(Dataset records)
▼

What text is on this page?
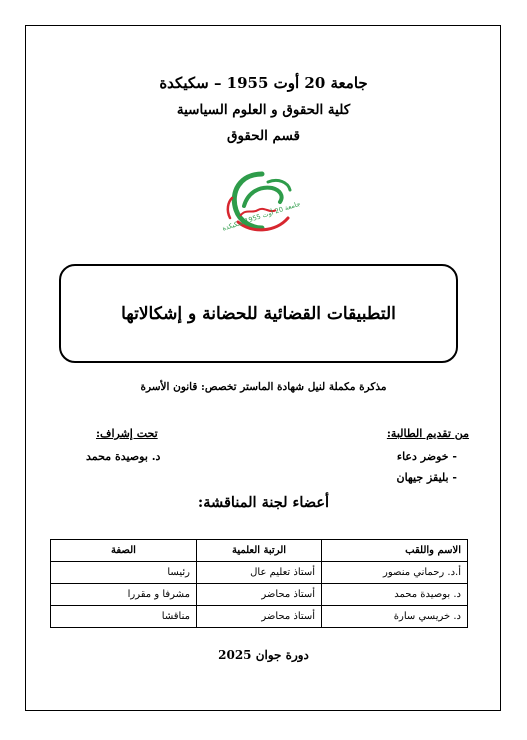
جامعة 20 أوت 1955 – سكيكدة
كلية الحقوق و العلوم السياسية
قسم الحقوق
جامعة 20 أوت 1955 سكيكدة
التطبيقات القضائية للحضانة و إشكالاتها
مذكرة مكملة لنيل شهادة الماستر تخصص: قانون الأسرة
من تقديم الطالبة:
تحت إشراف:
- خوضر دعاء
- بليقز جيهان
د. بوصيدة محمد
أعضاء لجنة المناقشة:
الاسم واللقب	الرتبة العلمية	الصفة
أ.د. رحماني منصور	أستاذ تعليم عال	رئيسا
د. بوصيدة محمد	أستاذ محاضر	مشرفا و مقررا
د. خريسي سارة	أستاذ محاضر	مناقشا
دورة جوان 2025
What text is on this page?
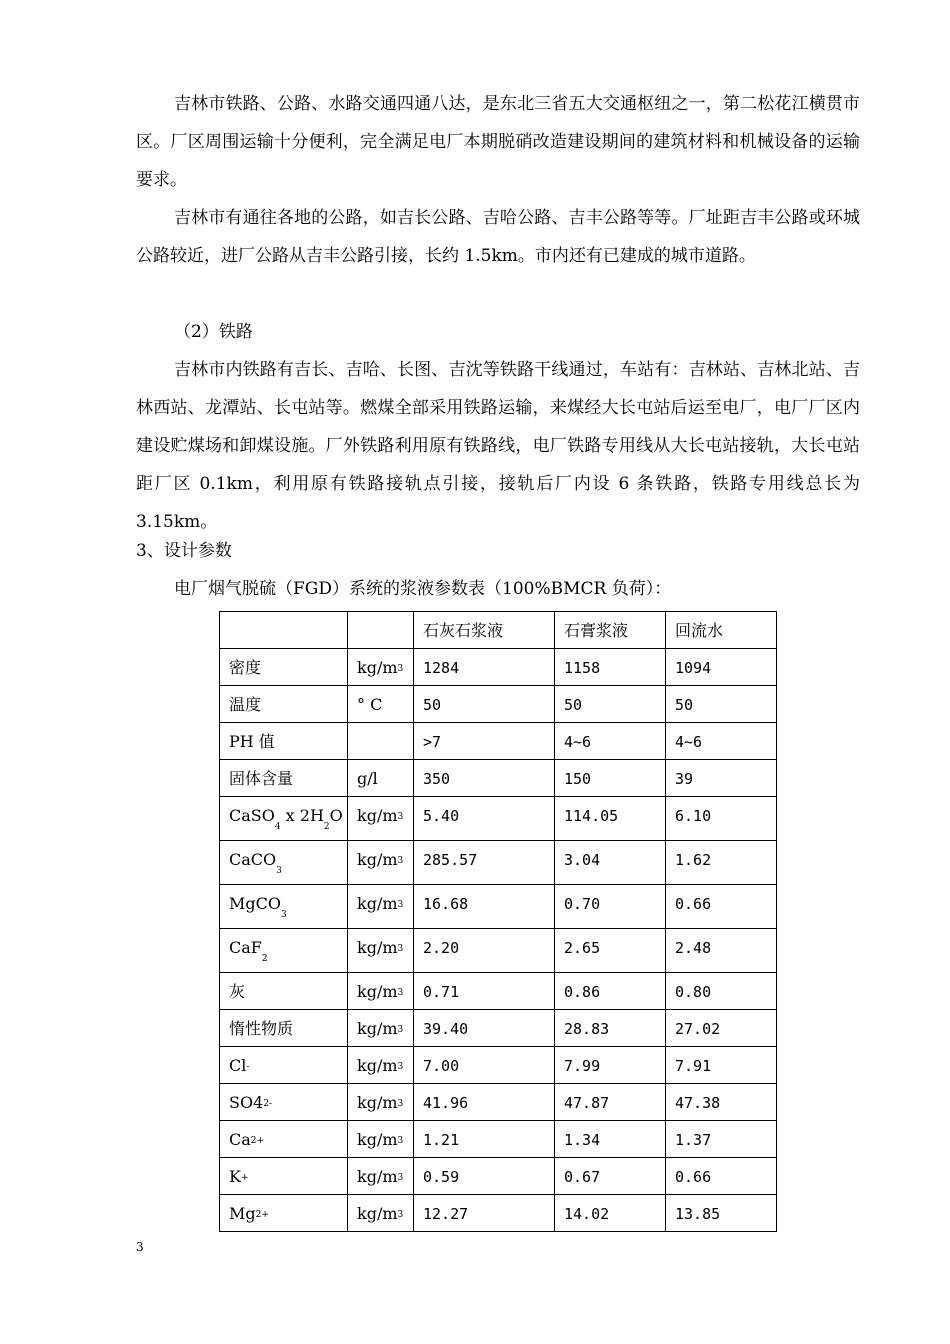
吉林市铁路、公路、水路交通四通八达，是东北三省五大交通枢纽之一，第二松花江横贯市区。厂区周围运输十分便利，完全满足电厂本期脱硝改造建设期间的建筑材料和机械设备的运输要求。

吉林市有通往各地的公路，如吉长公路、吉哈公路、吉丰公路等等。厂址距吉丰公路或环城公路较近，进厂公路从吉丰公路引接，长约 1.5km。市内还有已建成的城市道路。

（2）铁路

吉林市内铁路有吉长、吉哈、长图、吉沈等铁路干线通过，车站有：吉林站、吉林北站、吉林西站、龙潭站、长屯站等。燃煤全部采用铁路运输，来煤经大长屯站后运至电厂，电厂厂区内建设贮煤场和卸煤设施。厂外铁路利用原有铁路线，电厂铁路专用线从大长屯站接轨，大长屯站距厂区 0.1km，利用原有铁路接轨点引接，接轨后厂内设 6 条铁路，铁路专用线总长为 3.15km。

3、设计参数

电厂烟气脱硫（FGD）系统的浆液参数表（100%BMCR 负荷）：

		石灰石浆液	石膏浆液	回流水
密度	$kg/m^3$	1284	1158	1094
温度	° C	50	50	50
PH 值		>7	4~6	4~6
固体含量	g/l	350	150	39
CaSO$_4$ x $2H_2O$	$kg/m^3$	5.40	114.05	6.10
CaCO$_3$	$kg/m^3$	285.57	3.04	1.62
MgCO$_3$	$kg/m^3$	16.68	0.70	0.66
CaF$_2$	$kg/m^3$	2.20	2.65	2.48
灰	$kg/m^3$	0.71	0.86	0.80
惰性物质	$kg/m^3$	39.40	28.83	27.02
Cl-	$kg/m^3$	7.00	7.99	7.91
$SO4^{2-}$	$kg/m^3$	41.96	47.87	47.38
$Ca^{2+}$	$kg/m^3$	1.21	1.34	1.37
K+	$kg/m^3$	0.59	0.67	0.66
$Mg^{2+}$	$kg/m^3$	12.27	14.02	13.85
3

▲

Without the pictures, return all the records precisely as they stand.

What text is on this page?
جامعة 20 أوت 1955 – سكيكدة
كلية الحقوق و العلوم السياسية
قسم الحقوق
جامعة 20 أوت 1955 سكيكدة
التطبيقات القضائية للحضانة و إشكالاتها
مذكرة مكملة لنيل شهادة الماستر تخصص: قانون الأسرة
من تقديم الطالبة:
تحت إشراف:
- خوضر دعاء
- بليقز جيهان
د. بوصيدة محمد
أعضاء لجنة المناقشة:
الاسم واللقب	الرتبة العلمية	الصفة
أ.د. رحماني منصور	أستاذ تعليم عال	رئيسا
د. بوصيدة محمد	أستاذ محاضر	مشرفا و مقررا
د. خريسي سارة	أستاذ محاضر	مناقشا
دورة جوان 2025
What text is on this page?
吉林市铁路、公路、水路交通四通八达，是东北三省五大交通枢纽之一，第二松花江横贯市区。厂区周围运输十分便利，完全满足电厂本期脱硝改造建设期间的建筑材料和机械设备的运输要求。

吉林市有通往各地的公路，如吉长公路、吉哈公路、吉丰公路等等。厂址距吉丰公路或环城公路较近，进厂公路从吉丰公路引接，长约 1.5km。市内还有已建成的城市道路。

（2）铁路

吉林市内铁路有吉长、吉哈、长图、吉沈等铁路干线通过，车站有：吉林站、吉林北站、吉林西站、龙潭站、长屯站等。燃煤全部采用铁路运输，来煤经大长屯站后运至电厂，电厂厂区内建设贮煤场和卸煤设施。厂外铁路利用原有铁路线，电厂铁路专用线从大长屯站接轨，大长屯站距厂区 0.1km，利用原有铁路接轨点引接，接轨后厂内设 6 条铁路，铁路专用线总长为 3.15km。

3、设计参数

电厂烟气脱硫（FGD）系统的浆液参数表（100%BMCR 负荷）：

		石灰石浆液	石膏浆液	回流水
密度	$kg/m^3$	1284	1158	1094
温度	° C	50	50	50
PH 值		>7	4~6	4~6
固体含量	g/l	350	150	39
CaSO$_4$ x $2H_2O$	$kg/m^3$	5.40	114.05	6.10
CaCO$_3$	$kg/m^3$	285.57	3.04	1.62
MgCO$_3$	$kg/m^3$	16.68	0.70	0.66
CaF$_2$	$kg/m^3$	2.20	2.65	2.48
灰	$kg/m^3$	0.71	0.86	0.80
惰性物质	$kg/m^3$	39.40	28.83	27.02
Cl-	$kg/m^3$	7.00	7.99	7.91
$SO4^{2-}$	$kg/m^3$	41.96	47.87	47.38
$Ca^{2+}$	$kg/m^3$	1.21	1.34	1.37
K+	$kg/m^3$	0.59	0.67	0.66
$Mg^{2+}$	$kg/m^3$	12.27	14.02	13.85
3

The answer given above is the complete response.